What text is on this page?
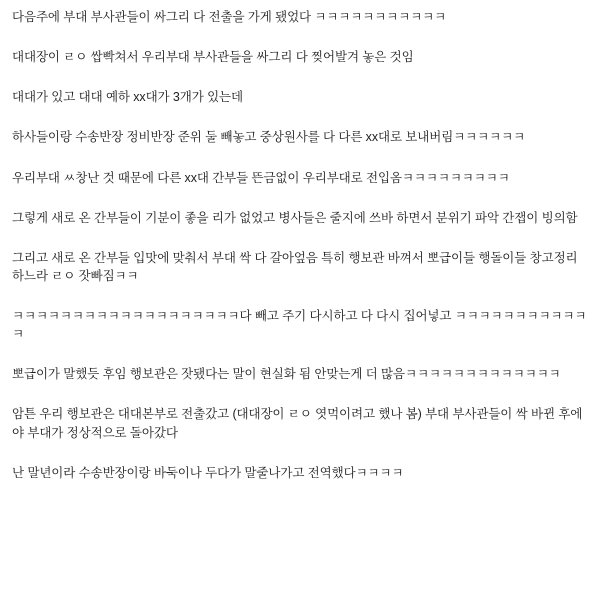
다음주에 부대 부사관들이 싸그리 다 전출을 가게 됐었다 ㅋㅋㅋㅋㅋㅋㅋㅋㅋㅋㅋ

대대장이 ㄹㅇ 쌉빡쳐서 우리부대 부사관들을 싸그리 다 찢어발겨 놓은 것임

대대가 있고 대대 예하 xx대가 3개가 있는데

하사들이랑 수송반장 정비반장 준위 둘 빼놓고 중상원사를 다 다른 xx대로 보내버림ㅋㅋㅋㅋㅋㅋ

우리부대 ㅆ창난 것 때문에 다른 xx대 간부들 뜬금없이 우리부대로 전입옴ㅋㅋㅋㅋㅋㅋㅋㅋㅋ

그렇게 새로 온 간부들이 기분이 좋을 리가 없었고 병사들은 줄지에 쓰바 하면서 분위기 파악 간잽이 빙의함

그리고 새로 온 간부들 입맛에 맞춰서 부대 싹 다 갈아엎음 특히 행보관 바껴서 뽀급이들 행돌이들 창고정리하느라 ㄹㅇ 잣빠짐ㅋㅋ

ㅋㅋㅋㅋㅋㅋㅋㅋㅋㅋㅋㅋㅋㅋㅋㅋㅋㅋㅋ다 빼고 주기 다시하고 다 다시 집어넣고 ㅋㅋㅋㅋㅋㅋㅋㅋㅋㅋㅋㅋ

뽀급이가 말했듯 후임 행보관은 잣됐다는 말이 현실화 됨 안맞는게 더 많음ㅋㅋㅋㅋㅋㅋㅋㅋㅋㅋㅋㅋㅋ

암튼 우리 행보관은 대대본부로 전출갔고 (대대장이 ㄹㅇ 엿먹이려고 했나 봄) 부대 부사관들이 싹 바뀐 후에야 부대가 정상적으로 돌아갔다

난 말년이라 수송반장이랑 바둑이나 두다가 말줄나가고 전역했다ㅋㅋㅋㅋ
==
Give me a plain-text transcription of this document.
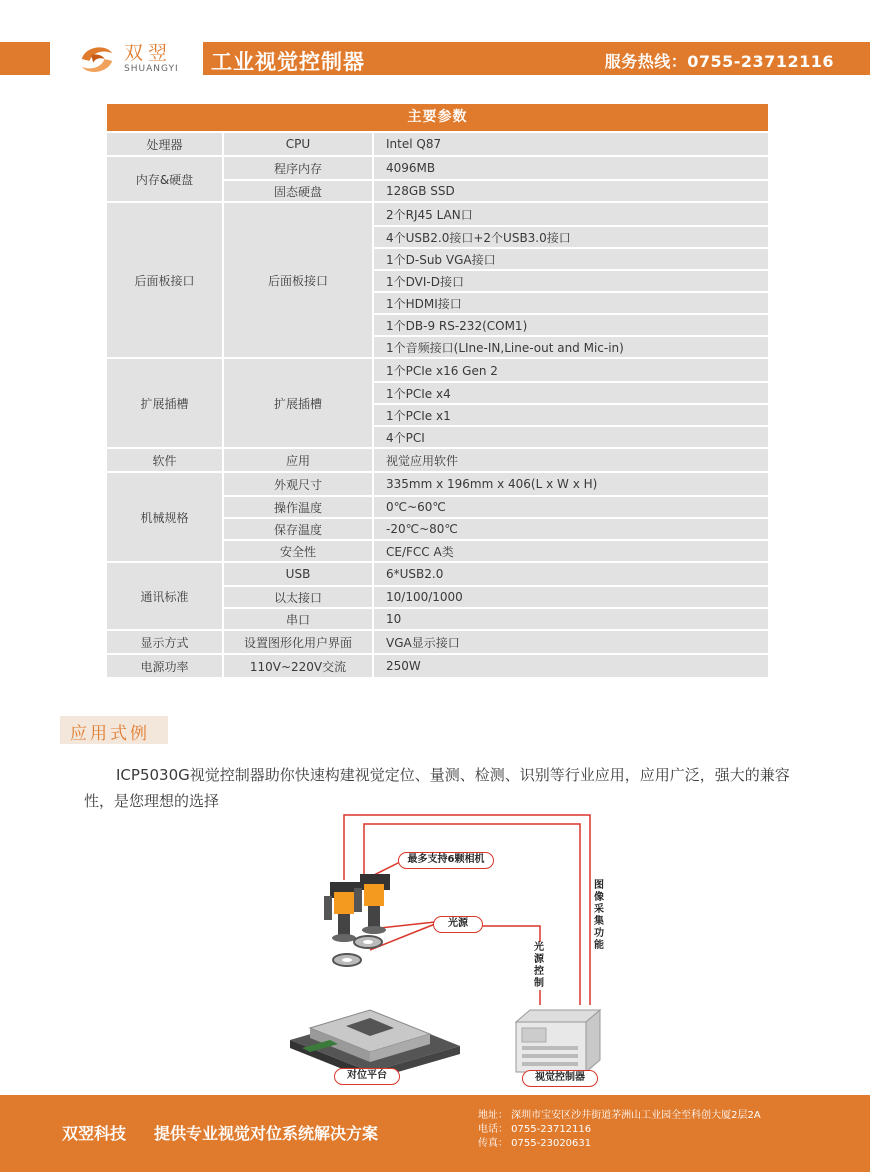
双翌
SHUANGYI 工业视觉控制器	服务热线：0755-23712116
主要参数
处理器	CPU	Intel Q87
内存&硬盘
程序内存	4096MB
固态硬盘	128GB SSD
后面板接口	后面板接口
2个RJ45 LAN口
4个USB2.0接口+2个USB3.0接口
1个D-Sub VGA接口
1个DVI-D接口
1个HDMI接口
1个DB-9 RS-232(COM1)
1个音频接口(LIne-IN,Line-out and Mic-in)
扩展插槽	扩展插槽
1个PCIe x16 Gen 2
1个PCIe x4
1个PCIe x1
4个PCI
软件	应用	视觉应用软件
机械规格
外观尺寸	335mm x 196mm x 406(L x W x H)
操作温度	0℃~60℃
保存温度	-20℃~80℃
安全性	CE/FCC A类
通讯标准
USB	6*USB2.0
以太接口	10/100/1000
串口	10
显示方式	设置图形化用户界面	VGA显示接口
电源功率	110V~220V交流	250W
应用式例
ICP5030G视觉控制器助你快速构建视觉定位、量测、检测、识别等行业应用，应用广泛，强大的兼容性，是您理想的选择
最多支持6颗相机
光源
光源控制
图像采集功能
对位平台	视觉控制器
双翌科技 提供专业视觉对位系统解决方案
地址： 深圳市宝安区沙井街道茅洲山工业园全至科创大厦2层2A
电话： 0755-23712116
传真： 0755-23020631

Exercise task: Check each line above for "대대장이" and return the ones that have it.

Solution to the problem:
대대장이 ㄹㅇ 쌉빡쳐서 우리부대 부사관들을 싸그리 다 찢어발겨 놓은 것임
암튼 우리 행보관은 대대본부로 전출갔고 (대대장이 ㄹㅇ 엿먹이려고 했나 봄) 부대 부사관들이 싹 바뀐 후에야 부대가 정상적으로 돌아갔다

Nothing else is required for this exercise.